> [Entries provided]
----

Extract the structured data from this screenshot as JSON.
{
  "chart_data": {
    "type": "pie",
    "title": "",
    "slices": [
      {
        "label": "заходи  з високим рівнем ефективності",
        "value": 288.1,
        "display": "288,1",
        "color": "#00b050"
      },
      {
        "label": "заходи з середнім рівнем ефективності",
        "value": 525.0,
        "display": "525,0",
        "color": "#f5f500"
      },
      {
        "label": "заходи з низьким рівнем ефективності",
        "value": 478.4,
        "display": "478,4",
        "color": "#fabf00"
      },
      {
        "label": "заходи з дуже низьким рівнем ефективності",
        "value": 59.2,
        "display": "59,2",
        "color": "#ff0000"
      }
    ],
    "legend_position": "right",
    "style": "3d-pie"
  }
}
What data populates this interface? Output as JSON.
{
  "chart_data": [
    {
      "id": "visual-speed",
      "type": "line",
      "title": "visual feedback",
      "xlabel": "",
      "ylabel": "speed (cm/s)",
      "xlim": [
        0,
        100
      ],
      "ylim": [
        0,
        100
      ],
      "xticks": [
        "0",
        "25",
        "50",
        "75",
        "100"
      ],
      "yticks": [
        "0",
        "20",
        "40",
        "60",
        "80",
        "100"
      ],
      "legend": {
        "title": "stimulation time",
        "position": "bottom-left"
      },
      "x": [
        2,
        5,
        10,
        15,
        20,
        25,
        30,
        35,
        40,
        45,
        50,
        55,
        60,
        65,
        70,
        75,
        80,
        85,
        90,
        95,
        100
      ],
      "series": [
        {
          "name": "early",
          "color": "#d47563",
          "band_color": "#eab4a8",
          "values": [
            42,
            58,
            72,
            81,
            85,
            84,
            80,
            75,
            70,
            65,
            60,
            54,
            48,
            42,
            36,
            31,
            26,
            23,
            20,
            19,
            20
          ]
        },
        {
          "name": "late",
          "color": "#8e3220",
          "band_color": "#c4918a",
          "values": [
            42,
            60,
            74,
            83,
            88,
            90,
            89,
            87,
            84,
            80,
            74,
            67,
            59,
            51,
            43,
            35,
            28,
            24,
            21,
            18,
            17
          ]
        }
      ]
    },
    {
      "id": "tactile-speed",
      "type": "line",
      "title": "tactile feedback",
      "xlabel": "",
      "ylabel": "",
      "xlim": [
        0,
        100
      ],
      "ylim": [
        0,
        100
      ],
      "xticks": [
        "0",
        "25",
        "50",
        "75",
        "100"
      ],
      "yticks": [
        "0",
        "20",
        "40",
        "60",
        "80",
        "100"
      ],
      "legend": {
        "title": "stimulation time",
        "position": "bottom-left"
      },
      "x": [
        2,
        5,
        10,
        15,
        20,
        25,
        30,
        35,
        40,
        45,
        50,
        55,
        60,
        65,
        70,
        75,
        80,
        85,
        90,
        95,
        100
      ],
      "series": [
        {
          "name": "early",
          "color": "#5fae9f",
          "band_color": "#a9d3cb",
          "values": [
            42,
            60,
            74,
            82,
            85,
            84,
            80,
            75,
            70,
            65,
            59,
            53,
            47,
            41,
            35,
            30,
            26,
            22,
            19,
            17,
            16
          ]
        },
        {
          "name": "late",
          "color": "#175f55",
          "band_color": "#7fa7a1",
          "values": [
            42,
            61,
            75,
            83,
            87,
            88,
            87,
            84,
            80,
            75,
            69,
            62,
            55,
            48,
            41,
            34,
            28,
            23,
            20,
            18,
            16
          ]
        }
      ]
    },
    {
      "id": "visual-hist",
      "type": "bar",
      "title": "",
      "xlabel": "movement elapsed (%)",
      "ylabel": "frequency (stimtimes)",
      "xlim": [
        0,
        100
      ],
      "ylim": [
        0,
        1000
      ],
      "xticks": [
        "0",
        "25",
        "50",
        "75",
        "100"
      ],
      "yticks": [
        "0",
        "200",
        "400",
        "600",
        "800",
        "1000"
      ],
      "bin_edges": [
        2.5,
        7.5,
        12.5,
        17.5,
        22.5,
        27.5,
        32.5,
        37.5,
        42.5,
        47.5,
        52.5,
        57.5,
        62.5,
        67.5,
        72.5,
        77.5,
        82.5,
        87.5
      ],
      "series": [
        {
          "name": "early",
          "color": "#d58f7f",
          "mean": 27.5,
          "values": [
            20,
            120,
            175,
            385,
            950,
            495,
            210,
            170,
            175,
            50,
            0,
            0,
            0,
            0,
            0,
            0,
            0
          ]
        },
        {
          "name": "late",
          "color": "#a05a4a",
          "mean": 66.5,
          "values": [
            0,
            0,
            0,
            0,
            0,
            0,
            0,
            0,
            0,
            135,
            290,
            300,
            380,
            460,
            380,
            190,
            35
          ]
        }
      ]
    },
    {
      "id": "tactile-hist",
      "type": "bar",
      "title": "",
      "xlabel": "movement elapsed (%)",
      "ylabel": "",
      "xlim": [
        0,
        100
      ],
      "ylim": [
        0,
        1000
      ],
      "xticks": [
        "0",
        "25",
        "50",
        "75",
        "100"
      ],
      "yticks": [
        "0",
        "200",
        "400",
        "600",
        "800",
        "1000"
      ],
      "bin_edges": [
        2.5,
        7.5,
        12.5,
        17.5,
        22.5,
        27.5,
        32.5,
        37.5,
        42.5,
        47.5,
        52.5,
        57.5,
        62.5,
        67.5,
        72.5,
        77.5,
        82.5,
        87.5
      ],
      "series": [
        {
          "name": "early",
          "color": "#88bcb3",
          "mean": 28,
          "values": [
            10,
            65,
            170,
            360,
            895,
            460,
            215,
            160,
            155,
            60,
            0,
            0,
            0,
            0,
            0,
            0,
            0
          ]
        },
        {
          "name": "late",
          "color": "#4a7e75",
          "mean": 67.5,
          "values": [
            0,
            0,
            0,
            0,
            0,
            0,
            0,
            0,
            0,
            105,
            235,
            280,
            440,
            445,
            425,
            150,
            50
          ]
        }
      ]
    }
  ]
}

----

> [What needs to be done]
Gather up the lines containing the word "ефективності" from these records and copy them.

> [Expected answer]
        "label": "заходи  з високим рівнем ефективності",
        "label": "заходи з середнім рівнем ефективності",
        "label": "заходи з низьким рівнем ефективності",
        "label": "заходи з дуже низьким рівнем ефективності",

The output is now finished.